[Data records]
☆ ☆ ☆ ☆
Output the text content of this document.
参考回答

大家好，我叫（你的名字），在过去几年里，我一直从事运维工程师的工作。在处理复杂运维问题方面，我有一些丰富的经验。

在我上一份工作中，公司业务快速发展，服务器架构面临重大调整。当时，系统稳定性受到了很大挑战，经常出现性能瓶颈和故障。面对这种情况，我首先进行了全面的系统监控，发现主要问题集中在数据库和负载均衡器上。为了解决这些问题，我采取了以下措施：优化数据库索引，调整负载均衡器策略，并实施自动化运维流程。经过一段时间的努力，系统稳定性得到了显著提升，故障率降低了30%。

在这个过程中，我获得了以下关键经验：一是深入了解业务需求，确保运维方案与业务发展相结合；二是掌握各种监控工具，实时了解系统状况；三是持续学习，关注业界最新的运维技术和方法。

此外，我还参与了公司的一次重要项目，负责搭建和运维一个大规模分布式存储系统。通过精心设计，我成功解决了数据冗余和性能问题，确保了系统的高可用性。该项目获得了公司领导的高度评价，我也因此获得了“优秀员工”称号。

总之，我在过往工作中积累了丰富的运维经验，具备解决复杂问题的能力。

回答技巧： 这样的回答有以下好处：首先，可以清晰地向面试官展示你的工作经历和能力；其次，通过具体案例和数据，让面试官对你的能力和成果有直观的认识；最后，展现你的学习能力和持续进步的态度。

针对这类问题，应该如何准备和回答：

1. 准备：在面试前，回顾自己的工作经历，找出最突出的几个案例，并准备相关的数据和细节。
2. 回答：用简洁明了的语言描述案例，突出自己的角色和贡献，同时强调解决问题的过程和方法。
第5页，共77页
☆ ☆ ☆ ☆
### SET PROBLEM
Quote every entry exactly.

### PROBLEM SOLUTION
Output the text content of this document.
参考回答

大家好，我叫（你的名字），在过去几年里，我一直从事运维工程师的工作。在处理复杂运维问题方面，我有一些丰富的经验。

在我上一份工作中，公司业务快速发展，服务器架构面临重大调整。当时，系统稳定性受到了很大挑战，经常出现性能瓶颈和故障。面对这种情况，我首先进行了全面的系统监控，发现主要问题集中在数据库和负载均衡器上。为了解决这些问题，我采取了以下措施：优化数据库索引，调整负载均衡器策略，并实施自动化运维流程。经过一段时间的努力，系统稳定性得到了显著提升，故障率降低了30%。

在这个过程中，我获得了以下关键经验：一是深入了解业务需求，确保运维方案与业务发展相结合；二是掌握各种监控工具，实时了解系统状况；三是持续学习，关注业界最新的运维技术和方法。

此外，我还参与了公司的一次重要项目，负责搭建和运维一个大规模分布式存储系统。通过精心设计，我成功解决了数据冗余和性能问题，确保了系统的高可用性。该项目获得了公司领导的高度评价，我也因此获得了“优秀员工”称号。

总之，我在过往工作中积累了丰富的运维经验，具备解决复杂问题的能力。

回答技巧： 这样的回答有以下好处：首先，可以清晰地向面试官展示你的工作经历和能力；其次，通过具体案例和数据，让面试官对你的能力和成果有直观的认识；最后，展现你的学习能力和持续进步的态度。

针对这类问题，应该如何准备和回答：

1. 准备：在面试前，回顾自己的工作经历，找出最突出的几个案例，并准备相关的数据和细节。
2. 回答：用简洁明了的语言描述案例，突出自己的角色和贡献，同时强调解决问题的过程和方法。
第5页，共77页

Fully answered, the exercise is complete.